**Aim of the exercise**
Copy each line below in which the word "LBRENV" occurs.

**Data**

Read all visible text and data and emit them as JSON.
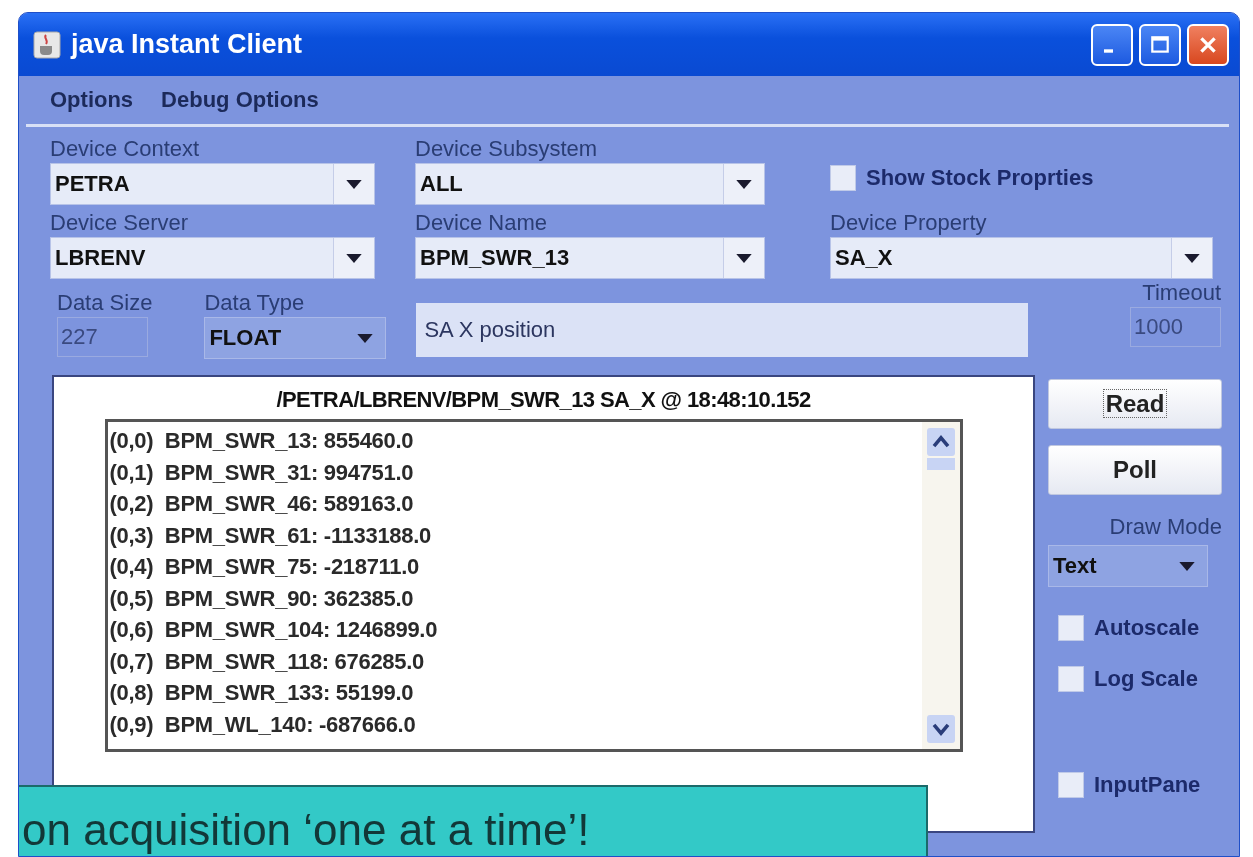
{
  "window": {
    "title": "java Instant Client"
  },
  "menu": [
    "Options",
    "Debug Options"
  ],
  "row_1": [
    {
      "label": "Device Context",
      "value": "PETRA"
    },
    {
      "label": "Device Subsystem",
      "value": "ALL"
    }
  ],
  "show_stock_properties": {
    "label": "Show Stock Proprties",
    "checked": false
  },
  "row_2": [
    {
      "label": "Device Server",
      "value": "LBRENV"
    },
    {
      "label": "Device Name",
      "value": "BPM_SWR_13"
    },
    {
      "label": "Device Property",
      "value": "SA_X"
    }
  ],
  "data_size": {
    "label": "Data Size",
    "value": "227"
  },
  "data_type": {
    "label": "Data Type",
    "value": "FLOAT"
  },
  "description": {
    "value": "SA X position"
  },
  "timeout": {
    "label": "Timeout",
    "value": "1000"
  },
  "output": {
    "header": "/PETRA/LBRENV/BPM_SWR_13 SA_X @ 18:48:10.152",
    "rows": [
      "(0,0)  BPM_SWR_13: 855460.0",
      "(0,1)  BPM_SWR_31: 994751.0",
      "(0,2)  BPM_SWR_46: 589163.0",
      "(0,3)  BPM_SWR_61: -1133188.0",
      "(0,4)  BPM_SWR_75: -218711.0",
      "(0,5)  BPM_SWR_90: 362385.0",
      "(0,6)  BPM_SWR_104: 1246899.0",
      "(0,7)  BPM_SWR_118: 676285.0",
      "(0,8)  BPM_SWR_133: 55199.0",
      "(0,9)  BPM_WL_140: -687666.0"
    ]
  },
  "buttons": [
    "Read",
    "Poll"
  ],
  "draw_mode": {
    "label": "Draw Mode",
    "value": "Text"
  },
  "options": [
    {
      "label": "Autoscale",
      "checked": false
    },
    {
      "label": "Log Scale",
      "checked": false
    },
    {
      "label": "InputPane",
      "checked": false
    }
  ],
  "callout": {
    "text": "on acquisition ‘one at a time’!"
  }
}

**Task result**
      "value": "LBRENV"
    "header": "/PETRA/LBRENV/BPM_SWR_13 SA_X @ 18:48:10.152",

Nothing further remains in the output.